Given data:
=====

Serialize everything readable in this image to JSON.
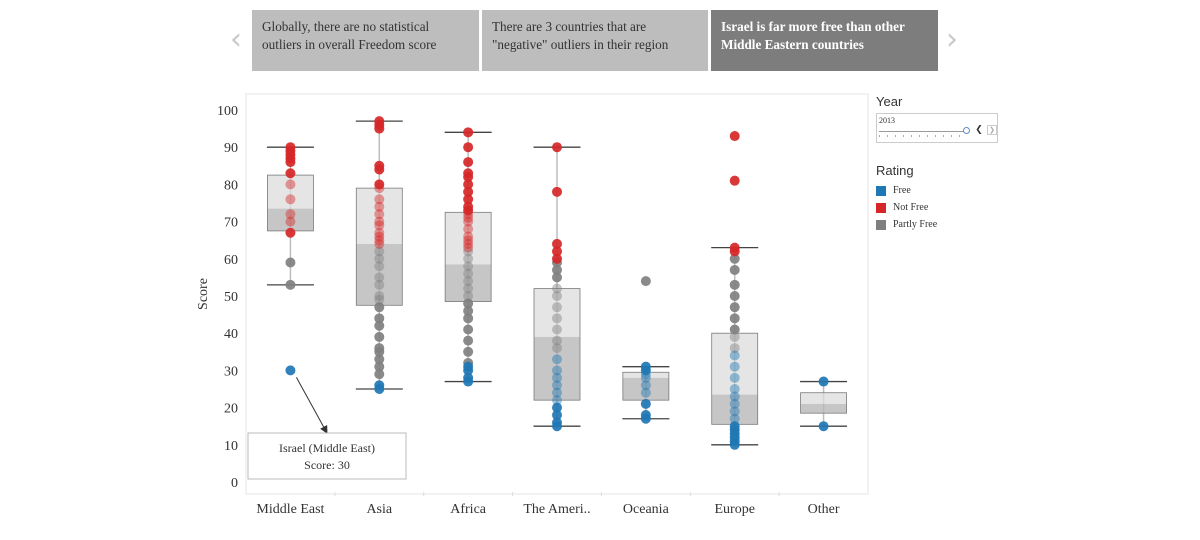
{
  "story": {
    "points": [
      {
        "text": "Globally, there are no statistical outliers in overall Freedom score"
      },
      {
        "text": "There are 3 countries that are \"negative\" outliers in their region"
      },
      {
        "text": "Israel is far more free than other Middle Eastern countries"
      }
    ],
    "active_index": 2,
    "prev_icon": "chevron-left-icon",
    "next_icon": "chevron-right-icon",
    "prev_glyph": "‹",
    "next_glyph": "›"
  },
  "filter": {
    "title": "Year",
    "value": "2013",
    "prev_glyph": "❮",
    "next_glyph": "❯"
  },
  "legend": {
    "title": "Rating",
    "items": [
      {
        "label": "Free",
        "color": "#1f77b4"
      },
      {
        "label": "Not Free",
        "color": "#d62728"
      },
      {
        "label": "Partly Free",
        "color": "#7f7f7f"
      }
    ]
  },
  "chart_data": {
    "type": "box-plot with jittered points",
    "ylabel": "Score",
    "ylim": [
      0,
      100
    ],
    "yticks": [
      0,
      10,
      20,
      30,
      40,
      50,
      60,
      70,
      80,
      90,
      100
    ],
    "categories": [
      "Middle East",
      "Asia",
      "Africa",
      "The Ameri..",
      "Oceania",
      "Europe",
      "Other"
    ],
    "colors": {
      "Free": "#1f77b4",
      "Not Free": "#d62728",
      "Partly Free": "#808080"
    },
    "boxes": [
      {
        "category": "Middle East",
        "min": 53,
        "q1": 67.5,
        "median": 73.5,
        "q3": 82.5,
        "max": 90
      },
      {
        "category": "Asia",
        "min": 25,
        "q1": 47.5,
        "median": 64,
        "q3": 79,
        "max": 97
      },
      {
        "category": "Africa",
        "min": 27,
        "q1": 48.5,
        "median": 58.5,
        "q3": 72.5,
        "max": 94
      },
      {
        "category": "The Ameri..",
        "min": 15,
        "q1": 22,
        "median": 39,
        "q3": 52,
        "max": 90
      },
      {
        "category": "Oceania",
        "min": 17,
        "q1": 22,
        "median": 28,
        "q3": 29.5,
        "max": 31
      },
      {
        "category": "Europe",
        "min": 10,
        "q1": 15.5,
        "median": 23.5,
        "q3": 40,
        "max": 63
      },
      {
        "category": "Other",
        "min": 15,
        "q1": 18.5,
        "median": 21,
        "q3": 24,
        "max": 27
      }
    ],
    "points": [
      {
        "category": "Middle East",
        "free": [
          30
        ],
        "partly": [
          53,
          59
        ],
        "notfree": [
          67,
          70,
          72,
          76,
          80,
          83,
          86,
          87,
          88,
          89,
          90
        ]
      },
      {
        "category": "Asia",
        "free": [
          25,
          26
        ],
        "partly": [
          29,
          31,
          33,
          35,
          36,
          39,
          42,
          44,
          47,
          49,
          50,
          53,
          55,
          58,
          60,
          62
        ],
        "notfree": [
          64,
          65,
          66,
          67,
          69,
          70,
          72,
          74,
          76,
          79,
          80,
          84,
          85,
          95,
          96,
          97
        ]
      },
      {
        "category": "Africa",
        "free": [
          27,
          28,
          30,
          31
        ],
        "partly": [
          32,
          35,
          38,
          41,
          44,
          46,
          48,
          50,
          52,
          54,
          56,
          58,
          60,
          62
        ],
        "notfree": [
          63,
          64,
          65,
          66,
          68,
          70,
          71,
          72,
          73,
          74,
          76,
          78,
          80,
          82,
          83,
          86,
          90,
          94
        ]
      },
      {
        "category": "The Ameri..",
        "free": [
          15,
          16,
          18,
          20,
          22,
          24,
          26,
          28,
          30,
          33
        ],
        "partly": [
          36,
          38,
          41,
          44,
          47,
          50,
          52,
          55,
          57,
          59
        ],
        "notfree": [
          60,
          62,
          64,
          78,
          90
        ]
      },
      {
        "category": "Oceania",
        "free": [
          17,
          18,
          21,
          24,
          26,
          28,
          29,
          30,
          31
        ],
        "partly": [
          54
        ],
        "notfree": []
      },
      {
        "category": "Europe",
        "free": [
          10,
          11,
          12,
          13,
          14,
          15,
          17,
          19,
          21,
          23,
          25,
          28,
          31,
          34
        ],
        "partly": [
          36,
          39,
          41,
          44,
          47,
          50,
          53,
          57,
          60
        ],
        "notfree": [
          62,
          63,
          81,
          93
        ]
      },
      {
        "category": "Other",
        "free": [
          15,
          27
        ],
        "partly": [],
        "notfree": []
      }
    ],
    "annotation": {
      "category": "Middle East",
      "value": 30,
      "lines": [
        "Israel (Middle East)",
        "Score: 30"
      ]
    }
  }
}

=====

What to work on: Pictures in the records above are left out; print everything else exactly as written.

Solution:
Serialize everything readable in this image to JSON.
{
  "story": {
    "points": [
      {
        "text": "Globally, there are no statistical outliers in overall Freedom score"
      },
      {
        "text": "There are 3 countries that are \"negative\" outliers in their region"
      },
      {
        "text": "Israel is far more free than other Middle Eastern countries"
      }
    ],
    "active_index": 2,
    "prev_icon": "chevron-left-icon",
    "next_icon": "chevron-right-icon",
    "prev_glyph": "‹",
    "next_glyph": "›"
  },
  "filter": {
    "title": "Year",
    "value": "2013",
    "prev_glyph": "❮",
    "next_glyph": "❯"
  },
  "legend": {
    "title": "Rating",
    "items": [
      {
        "label": "Free",
        "color": "#1f77b4"
      },
      {
        "label": "Not Free",
        "color": "#d62728"
      },
      {
        "label": "Partly Free",
        "color": "#7f7f7f"
      }
    ]
  },
  "chart_data": {
    "type": "box-plot with jittered points",
    "ylabel": "Score",
    "ylim": [
      0,
      100
    ],
    "yticks": [
      0,
      10,
      20,
      30,
      40,
      50,
      60,
      70,
      80,
      90,
      100
    ],
    "categories": [
      "Middle East",
      "Asia",
      "Africa",
      "The Ameri..",
      "Oceania",
      "Europe",
      "Other"
    ],
    "colors": {
      "Free": "#1f77b4",
      "Not Free": "#d62728",
      "Partly Free": "#808080"
    },
    "boxes": [
      {
        "category": "Middle East",
        "min": 53,
        "q1": 67.5,
        "median": 73.5,
        "q3": 82.5,
        "max": 90
      },
      {
        "category": "Asia",
        "min": 25,
        "q1": 47.5,
        "median": 64,
        "q3": 79,
        "max": 97
      },
      {
        "category": "Africa",
        "min": 27,
        "q1": 48.5,
        "median": 58.5,
        "q3": 72.5,
        "max": 94
      },
      {
        "category": "The Ameri..",
        "min": 15,
        "q1": 22,
        "median": 39,
        "q3": 52,
        "max": 90
      },
      {
        "category": "Oceania",
        "min": 17,
        "q1": 22,
        "median": 28,
        "q3": 29.5,
        "max": 31
      },
      {
        "category": "Europe",
        "min": 10,
        "q1": 15.5,
        "median": 23.5,
        "q3": 40,
        "max": 63
      },
      {
        "category": "Other",
        "min": 15,
        "q1": 18.5,
        "median": 21,
        "q3": 24,
        "max": 27
      }
    ],
    "points": [
      {
        "category": "Middle East",
        "free": [
          30
        ],
        "partly": [
          53,
          59
        ],
        "notfree": [
          67,
          70,
          72,
          76,
          80,
          83,
          86,
          87,
          88,
          89,
          90
        ]
      },
      {
        "category": "Asia",
        "free": [
          25,
          26
        ],
        "partly": [
          29,
          31,
          33,
          35,
          36,
          39,
          42,
          44,
          47,
          49,
          50,
          53,
          55,
          58,
          60,
          62
        ],
        "notfree": [
          64,
          65,
          66,
          67,
          69,
          70,
          72,
          74,
          76,
          79,
          80,
          84,
          85,
          95,
          96,
          97
        ]
      },
      {
        "category": "Africa",
        "free": [
          27,
          28,
          30,
          31
        ],
        "partly": [
          32,
          35,
          38,
          41,
          44,
          46,
          48,
          50,
          52,
          54,
          56,
          58,
          60,
          62
        ],
        "notfree": [
          63,
          64,
          65,
          66,
          68,
          70,
          71,
          72,
          73,
          74,
          76,
          78,
          80,
          82,
          83,
          86,
          90,
          94
        ]
      },
      {
        "category": "The Ameri..",
        "free": [
          15,
          16,
          18,
          20,
          22,
          24,
          26,
          28,
          30,
          33
        ],
        "partly": [
          36,
          38,
          41,
          44,
          47,
          50,
          52,
          55,
          57,
          59
        ],
        "notfree": [
          60,
          62,
          64,
          78,
          90
        ]
      },
      {
        "category": "Oceania",
        "free": [
          17,
          18,
          21,
          24,
          26,
          28,
          29,
          30,
          31
        ],
        "partly": [
          54
        ],
        "notfree": []
      },
      {
        "category": "Europe",
        "free": [
          10,
          11,
          12,
          13,
          14,
          15,
          17,
          19,
          21,
          23,
          25,
          28,
          31,
          34
        ],
        "partly": [
          36,
          39,
          41,
          44,
          47,
          50,
          53,
          57,
          60
        ],
        "notfree": [
          62,
          63,
          81,
          93
        ]
      },
      {
        "category": "Other",
        "free": [
          15,
          27
        ],
        "partly": [],
        "notfree": []
      }
    ],
    "annotation": {
      "category": "Middle East",
      "value": 30,
      "lines": [
        "Israel (Middle East)",
        "Score: 30"
      ]
    }
  }
}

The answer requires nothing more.